AIM OF THE TASK
Print the records again, character for character.

LISTED ENTRIES
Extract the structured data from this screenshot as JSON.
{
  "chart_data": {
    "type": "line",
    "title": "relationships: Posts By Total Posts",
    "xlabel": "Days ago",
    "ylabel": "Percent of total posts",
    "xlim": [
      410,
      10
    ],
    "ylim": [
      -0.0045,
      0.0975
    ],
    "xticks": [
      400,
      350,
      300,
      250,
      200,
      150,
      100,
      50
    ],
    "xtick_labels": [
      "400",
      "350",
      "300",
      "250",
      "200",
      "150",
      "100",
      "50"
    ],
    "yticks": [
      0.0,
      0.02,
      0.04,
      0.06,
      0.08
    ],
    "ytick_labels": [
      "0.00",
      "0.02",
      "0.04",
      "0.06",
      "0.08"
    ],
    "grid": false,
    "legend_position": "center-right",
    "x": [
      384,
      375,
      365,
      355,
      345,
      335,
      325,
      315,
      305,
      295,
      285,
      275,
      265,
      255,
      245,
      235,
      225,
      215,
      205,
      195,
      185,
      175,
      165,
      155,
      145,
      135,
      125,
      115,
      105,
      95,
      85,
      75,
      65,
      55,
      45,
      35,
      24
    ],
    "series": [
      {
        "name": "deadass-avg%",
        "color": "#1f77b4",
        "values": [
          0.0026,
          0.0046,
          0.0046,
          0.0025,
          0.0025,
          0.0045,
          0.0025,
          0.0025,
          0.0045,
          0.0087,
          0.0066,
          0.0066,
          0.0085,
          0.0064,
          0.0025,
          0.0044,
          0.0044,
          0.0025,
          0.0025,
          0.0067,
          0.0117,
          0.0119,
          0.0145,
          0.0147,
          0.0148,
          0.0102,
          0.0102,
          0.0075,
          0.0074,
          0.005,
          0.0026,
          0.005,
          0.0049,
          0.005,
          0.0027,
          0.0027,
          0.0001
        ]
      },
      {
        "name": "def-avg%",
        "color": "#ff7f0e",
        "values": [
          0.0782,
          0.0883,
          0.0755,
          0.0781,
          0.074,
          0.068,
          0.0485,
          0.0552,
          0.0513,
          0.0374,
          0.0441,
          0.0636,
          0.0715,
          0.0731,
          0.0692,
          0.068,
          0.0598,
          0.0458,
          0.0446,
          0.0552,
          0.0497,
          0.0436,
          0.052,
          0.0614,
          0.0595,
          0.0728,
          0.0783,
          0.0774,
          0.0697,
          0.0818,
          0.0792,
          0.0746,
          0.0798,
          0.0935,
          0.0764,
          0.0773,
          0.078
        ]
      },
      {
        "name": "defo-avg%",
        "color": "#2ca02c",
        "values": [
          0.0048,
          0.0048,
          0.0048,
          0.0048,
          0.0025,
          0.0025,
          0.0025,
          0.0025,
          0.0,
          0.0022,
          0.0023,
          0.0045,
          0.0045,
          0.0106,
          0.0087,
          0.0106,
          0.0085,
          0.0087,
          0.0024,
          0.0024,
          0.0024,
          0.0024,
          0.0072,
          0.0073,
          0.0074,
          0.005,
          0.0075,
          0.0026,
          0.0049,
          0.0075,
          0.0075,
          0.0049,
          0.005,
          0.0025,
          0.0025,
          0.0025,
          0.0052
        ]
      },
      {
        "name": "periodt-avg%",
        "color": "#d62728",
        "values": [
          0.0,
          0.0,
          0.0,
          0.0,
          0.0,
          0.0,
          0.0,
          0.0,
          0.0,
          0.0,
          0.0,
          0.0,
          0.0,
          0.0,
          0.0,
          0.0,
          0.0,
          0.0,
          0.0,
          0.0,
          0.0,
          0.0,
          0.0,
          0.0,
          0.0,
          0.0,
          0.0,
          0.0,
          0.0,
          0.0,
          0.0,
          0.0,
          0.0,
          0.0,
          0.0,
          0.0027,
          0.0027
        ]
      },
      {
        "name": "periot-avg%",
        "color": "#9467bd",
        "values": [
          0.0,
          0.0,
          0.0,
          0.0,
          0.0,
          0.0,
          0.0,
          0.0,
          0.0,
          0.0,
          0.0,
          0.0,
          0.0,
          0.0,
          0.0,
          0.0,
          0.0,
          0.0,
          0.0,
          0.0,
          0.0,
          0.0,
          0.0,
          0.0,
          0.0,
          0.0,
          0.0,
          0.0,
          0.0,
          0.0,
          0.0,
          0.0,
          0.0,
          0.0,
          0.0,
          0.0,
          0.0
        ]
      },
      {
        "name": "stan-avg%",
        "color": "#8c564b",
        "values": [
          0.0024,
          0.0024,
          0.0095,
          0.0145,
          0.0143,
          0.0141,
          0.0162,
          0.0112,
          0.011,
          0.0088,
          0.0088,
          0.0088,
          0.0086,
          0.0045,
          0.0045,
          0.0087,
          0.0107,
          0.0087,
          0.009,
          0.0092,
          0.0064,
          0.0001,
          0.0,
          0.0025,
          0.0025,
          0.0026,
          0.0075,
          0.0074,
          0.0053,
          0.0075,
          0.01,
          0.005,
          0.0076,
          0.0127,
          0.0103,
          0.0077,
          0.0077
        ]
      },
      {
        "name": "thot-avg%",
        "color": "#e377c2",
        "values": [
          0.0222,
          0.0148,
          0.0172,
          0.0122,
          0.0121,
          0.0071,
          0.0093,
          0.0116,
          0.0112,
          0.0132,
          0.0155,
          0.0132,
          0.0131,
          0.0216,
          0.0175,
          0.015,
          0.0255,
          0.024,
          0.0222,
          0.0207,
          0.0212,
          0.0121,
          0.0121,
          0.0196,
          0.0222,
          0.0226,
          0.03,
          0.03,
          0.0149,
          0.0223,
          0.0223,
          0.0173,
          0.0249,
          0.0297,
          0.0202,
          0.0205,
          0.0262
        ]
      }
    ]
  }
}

TASK RESULT
Extract the structured data from this screenshot as JSON.
{
  "chart_data": {
    "type": "line",
    "title": "relationships: Posts By Total Posts",
    "xlabel": "Days ago",
    "ylabel": "Percent of total posts",
    "xlim": [
      410,
      10
    ],
    "ylim": [
      -0.0045,
      0.0975
    ],
    "xticks": [
      400,
      350,
      300,
      250,
      200,
      150,
      100,
      50
    ],
    "xtick_labels": [
      "400",
      "350",
      "300",
      "250",
      "200",
      "150",
      "100",
      "50"
    ],
    "yticks": [
      0.0,
      0.02,
      0.04,
      0.06,
      0.08
    ],
    "ytick_labels": [
      "0.00",
      "0.02",
      "0.04",
      "0.06",
      "0.08"
    ],
    "grid": false,
    "legend_position": "center-right",
    "x": [
      384,
      375,
      365,
      355,
      345,
      335,
      325,
      315,
      305,
      295,
      285,
      275,
      265,
      255,
      245,
      235,
      225,
      215,
      205,
      195,
      185,
      175,
      165,
      155,
      145,
      135,
      125,
      115,
      105,
      95,
      85,
      75,
      65,
      55,
      45,
      35,
      24
    ],
    "series": [
      {
        "name": "deadass-avg%",
        "color": "#1f77b4",
        "values": [
          0.0026,
          0.0046,
          0.0046,
          0.0025,
          0.0025,
          0.0045,
          0.0025,
          0.0025,
          0.0045,
          0.0087,
          0.0066,
          0.0066,
          0.0085,
          0.0064,
          0.0025,
          0.0044,
          0.0044,
          0.0025,
          0.0025,
          0.0067,
          0.0117,
          0.0119,
          0.0145,
          0.0147,
          0.0148,
          0.0102,
          0.0102,
          0.0075,
          0.0074,
          0.005,
          0.0026,
          0.005,
          0.0049,
          0.005,
          0.0027,
          0.0027,
          0.0001
        ]
      },
      {
        "name": "def-avg%",
        "color": "#ff7f0e",
        "values": [
          0.0782,
          0.0883,
          0.0755,
          0.0781,
          0.074,
          0.068,
          0.0485,
          0.0552,
          0.0513,
          0.0374,
          0.0441,
          0.0636,
          0.0715,
          0.0731,
          0.0692,
          0.068,
          0.0598,
          0.0458,
          0.0446,
          0.0552,
          0.0497,
          0.0436,
          0.052,
          0.0614,
          0.0595,
          0.0728,
          0.0783,
          0.0774,
          0.0697,
          0.0818,
          0.0792,
          0.0746,
          0.0798,
          0.0935,
          0.0764,
          0.0773,
          0.078
        ]
      },
      {
        "name": "defo-avg%",
        "color": "#2ca02c",
        "values": [
          0.0048,
          0.0048,
          0.0048,
          0.0048,
          0.0025,
          0.0025,
          0.0025,
          0.0025,
          0.0,
          0.0022,
          0.0023,
          0.0045,
          0.0045,
          0.0106,
          0.0087,
          0.0106,
          0.0085,
          0.0087,
          0.0024,
          0.0024,
          0.0024,
          0.0024,
          0.0072,
          0.0073,
          0.0074,
          0.005,
          0.0075,
          0.0026,
          0.0049,
          0.0075,
          0.0075,
          0.0049,
          0.005,
          0.0025,
          0.0025,
          0.0025,
          0.0052
        ]
      },
      {
        "name": "periodt-avg%",
        "color": "#d62728",
        "values": [
          0.0,
          0.0,
          0.0,
          0.0,
          0.0,
          0.0,
          0.0,
          0.0,
          0.0,
          0.0,
          0.0,
          0.0,
          0.0,
          0.0,
          0.0,
          0.0,
          0.0,
          0.0,
          0.0,
          0.0,
          0.0,
          0.0,
          0.0,
          0.0,
          0.0,
          0.0,
          0.0,
          0.0,
          0.0,
          0.0,
          0.0,
          0.0,
          0.0,
          0.0,
          0.0,
          0.0027,
          0.0027
        ]
      },
      {
        "name": "periot-avg%",
        "color": "#9467bd",
        "values": [
          0.0,
          0.0,
          0.0,
          0.0,
          0.0,
          0.0,
          0.0,
          0.0,
          0.0,
          0.0,
          0.0,
          0.0,
          0.0,
          0.0,
          0.0,
          0.0,
          0.0,
          0.0,
          0.0,
          0.0,
          0.0,
          0.0,
          0.0,
          0.0,
          0.0,
          0.0,
          0.0,
          0.0,
          0.0,
          0.0,
          0.0,
          0.0,
          0.0,
          0.0,
          0.0,
          0.0,
          0.0
        ]
      },
      {
        "name": "stan-avg%",
        "color": "#8c564b",
        "values": [
          0.0024,
          0.0024,
          0.0095,
          0.0145,
          0.0143,
          0.0141,
          0.0162,
          0.0112,
          0.011,
          0.0088,
          0.0088,
          0.0088,
          0.0086,
          0.0045,
          0.0045,
          0.0087,
          0.0107,
          0.0087,
          0.009,
          0.0092,
          0.0064,
          0.0001,
          0.0,
          0.0025,
          0.0025,
          0.0026,
          0.0075,
          0.0074,
          0.0053,
          0.0075,
          0.01,
          0.005,
          0.0076,
          0.0127,
          0.0103,
          0.0077,
          0.0077
        ]
      },
      {
        "name": "thot-avg%",
        "color": "#e377c2",
        "values": [
          0.0222,
          0.0148,
          0.0172,
          0.0122,
          0.0121,
          0.0071,
          0.0093,
          0.0116,
          0.0112,
          0.0132,
          0.0155,
          0.0132,
          0.0131,
          0.0216,
          0.0175,
          0.015,
          0.0255,
          0.024,
          0.0222,
          0.0207,
          0.0212,
          0.0121,
          0.0121,
          0.0196,
          0.0222,
          0.0226,
          0.03,
          0.03,
          0.0149,
          0.0223,
          0.0223,
          0.0173,
          0.0249,
          0.0297,
          0.0202,
          0.0205,
          0.0262
        ]
      }
    ]
  }
}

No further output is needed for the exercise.